[begin Dataset extract]

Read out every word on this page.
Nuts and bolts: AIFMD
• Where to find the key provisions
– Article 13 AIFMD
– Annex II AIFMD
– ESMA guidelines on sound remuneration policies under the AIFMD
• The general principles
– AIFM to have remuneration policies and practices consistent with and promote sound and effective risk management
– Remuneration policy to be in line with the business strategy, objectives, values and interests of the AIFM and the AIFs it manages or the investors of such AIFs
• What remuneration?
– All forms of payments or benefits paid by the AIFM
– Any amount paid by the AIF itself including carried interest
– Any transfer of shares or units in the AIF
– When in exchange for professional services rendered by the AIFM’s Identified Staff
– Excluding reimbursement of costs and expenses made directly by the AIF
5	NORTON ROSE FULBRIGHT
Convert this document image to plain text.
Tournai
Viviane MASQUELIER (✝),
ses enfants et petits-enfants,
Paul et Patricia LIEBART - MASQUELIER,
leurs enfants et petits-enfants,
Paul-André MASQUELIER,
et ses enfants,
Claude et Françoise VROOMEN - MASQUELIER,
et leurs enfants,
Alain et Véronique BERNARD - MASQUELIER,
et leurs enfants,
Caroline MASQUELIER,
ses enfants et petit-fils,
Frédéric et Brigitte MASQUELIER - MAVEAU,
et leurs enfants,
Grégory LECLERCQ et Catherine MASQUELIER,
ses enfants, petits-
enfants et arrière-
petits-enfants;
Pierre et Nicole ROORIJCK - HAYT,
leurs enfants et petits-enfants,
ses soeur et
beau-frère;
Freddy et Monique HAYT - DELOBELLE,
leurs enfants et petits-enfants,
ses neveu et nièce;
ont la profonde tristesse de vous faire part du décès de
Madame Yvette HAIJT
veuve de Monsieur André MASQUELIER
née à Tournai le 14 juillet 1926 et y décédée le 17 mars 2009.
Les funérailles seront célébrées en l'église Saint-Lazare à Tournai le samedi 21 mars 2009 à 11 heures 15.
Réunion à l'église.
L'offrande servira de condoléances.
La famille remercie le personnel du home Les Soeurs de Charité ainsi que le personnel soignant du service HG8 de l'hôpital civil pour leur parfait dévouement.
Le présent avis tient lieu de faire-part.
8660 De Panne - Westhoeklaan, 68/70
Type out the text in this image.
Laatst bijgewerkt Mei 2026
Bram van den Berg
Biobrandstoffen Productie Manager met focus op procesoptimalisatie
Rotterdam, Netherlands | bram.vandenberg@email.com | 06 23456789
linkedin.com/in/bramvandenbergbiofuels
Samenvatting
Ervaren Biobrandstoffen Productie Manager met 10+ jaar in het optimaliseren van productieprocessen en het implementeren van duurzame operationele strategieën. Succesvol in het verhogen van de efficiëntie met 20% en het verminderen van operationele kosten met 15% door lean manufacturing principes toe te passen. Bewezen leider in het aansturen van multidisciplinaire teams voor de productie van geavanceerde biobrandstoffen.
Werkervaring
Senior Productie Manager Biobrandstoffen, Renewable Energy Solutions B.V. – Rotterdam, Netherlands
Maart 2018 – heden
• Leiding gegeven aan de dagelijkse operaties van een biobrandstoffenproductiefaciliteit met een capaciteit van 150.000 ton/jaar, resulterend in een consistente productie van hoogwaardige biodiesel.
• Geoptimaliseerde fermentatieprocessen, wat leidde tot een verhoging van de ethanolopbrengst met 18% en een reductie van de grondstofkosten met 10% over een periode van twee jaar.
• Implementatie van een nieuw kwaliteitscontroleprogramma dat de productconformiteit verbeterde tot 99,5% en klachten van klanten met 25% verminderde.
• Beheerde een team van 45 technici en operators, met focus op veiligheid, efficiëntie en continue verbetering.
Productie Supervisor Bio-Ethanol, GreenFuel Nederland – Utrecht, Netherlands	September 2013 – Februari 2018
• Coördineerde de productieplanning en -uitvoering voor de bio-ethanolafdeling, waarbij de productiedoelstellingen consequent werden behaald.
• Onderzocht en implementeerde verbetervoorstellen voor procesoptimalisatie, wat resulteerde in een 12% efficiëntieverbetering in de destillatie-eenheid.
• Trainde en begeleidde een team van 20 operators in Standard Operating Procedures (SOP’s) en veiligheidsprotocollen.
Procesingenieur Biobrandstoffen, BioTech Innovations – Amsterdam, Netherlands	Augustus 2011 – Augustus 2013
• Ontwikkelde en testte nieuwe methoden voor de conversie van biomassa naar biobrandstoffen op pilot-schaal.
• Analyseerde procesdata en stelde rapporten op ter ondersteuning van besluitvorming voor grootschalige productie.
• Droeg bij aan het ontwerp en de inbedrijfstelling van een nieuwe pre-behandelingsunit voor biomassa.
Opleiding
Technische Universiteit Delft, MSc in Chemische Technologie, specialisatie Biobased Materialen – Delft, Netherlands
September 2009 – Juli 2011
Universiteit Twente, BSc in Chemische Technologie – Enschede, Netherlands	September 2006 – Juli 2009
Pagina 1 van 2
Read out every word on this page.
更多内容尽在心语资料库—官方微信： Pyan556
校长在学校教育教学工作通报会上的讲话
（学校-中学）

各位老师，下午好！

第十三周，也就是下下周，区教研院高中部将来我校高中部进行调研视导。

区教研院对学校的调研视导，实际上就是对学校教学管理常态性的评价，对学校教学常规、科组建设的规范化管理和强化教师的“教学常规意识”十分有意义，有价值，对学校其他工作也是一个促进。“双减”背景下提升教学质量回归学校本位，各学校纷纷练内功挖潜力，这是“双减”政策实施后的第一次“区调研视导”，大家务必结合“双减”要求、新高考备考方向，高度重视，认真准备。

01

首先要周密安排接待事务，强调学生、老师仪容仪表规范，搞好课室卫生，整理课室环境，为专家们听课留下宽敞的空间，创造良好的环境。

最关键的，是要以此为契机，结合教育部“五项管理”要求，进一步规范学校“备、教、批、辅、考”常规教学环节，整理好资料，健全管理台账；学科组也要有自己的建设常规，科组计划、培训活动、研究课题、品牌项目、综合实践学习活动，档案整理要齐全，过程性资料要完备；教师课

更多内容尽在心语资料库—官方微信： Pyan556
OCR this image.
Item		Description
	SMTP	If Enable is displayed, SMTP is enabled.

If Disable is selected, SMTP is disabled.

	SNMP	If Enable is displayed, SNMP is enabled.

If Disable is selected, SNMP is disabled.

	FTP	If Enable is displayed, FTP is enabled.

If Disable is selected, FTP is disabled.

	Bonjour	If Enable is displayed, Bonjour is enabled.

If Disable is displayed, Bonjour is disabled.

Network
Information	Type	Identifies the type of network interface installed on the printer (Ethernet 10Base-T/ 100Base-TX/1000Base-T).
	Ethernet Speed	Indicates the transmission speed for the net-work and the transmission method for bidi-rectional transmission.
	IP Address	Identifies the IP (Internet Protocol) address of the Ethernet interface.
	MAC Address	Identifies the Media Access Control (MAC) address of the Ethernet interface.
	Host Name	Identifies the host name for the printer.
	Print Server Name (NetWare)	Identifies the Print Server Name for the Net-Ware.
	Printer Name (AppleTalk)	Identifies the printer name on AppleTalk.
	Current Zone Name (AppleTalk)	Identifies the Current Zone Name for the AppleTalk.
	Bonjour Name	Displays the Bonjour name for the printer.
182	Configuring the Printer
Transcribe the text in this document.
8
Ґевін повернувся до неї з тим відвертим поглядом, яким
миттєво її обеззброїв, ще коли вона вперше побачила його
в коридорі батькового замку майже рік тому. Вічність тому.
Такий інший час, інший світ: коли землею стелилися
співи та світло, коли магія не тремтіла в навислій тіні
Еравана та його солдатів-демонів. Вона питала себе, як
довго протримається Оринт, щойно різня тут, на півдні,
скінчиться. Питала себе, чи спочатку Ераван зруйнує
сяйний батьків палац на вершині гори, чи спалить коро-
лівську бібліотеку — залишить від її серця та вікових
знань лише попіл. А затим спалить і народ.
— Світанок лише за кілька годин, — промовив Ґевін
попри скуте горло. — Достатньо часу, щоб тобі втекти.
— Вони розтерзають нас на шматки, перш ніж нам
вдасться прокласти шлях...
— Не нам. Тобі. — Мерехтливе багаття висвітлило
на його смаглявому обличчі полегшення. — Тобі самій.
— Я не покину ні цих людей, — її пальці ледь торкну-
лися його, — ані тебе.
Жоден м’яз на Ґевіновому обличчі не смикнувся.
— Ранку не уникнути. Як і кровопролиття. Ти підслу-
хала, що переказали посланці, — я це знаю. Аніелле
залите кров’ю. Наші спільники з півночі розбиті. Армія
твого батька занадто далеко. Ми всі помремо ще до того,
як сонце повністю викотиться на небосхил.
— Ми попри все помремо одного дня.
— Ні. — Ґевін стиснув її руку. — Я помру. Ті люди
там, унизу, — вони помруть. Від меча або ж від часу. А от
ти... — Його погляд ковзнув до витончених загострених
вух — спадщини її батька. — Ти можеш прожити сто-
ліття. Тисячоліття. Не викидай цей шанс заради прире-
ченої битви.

[end Dataset extract]

→ **Stated problem**: Extract every line of the records above that contains the word "text".

→ **Written response**:
Convert this document image to plain text.
Type out the text in this image.
Transcribe the text in this document.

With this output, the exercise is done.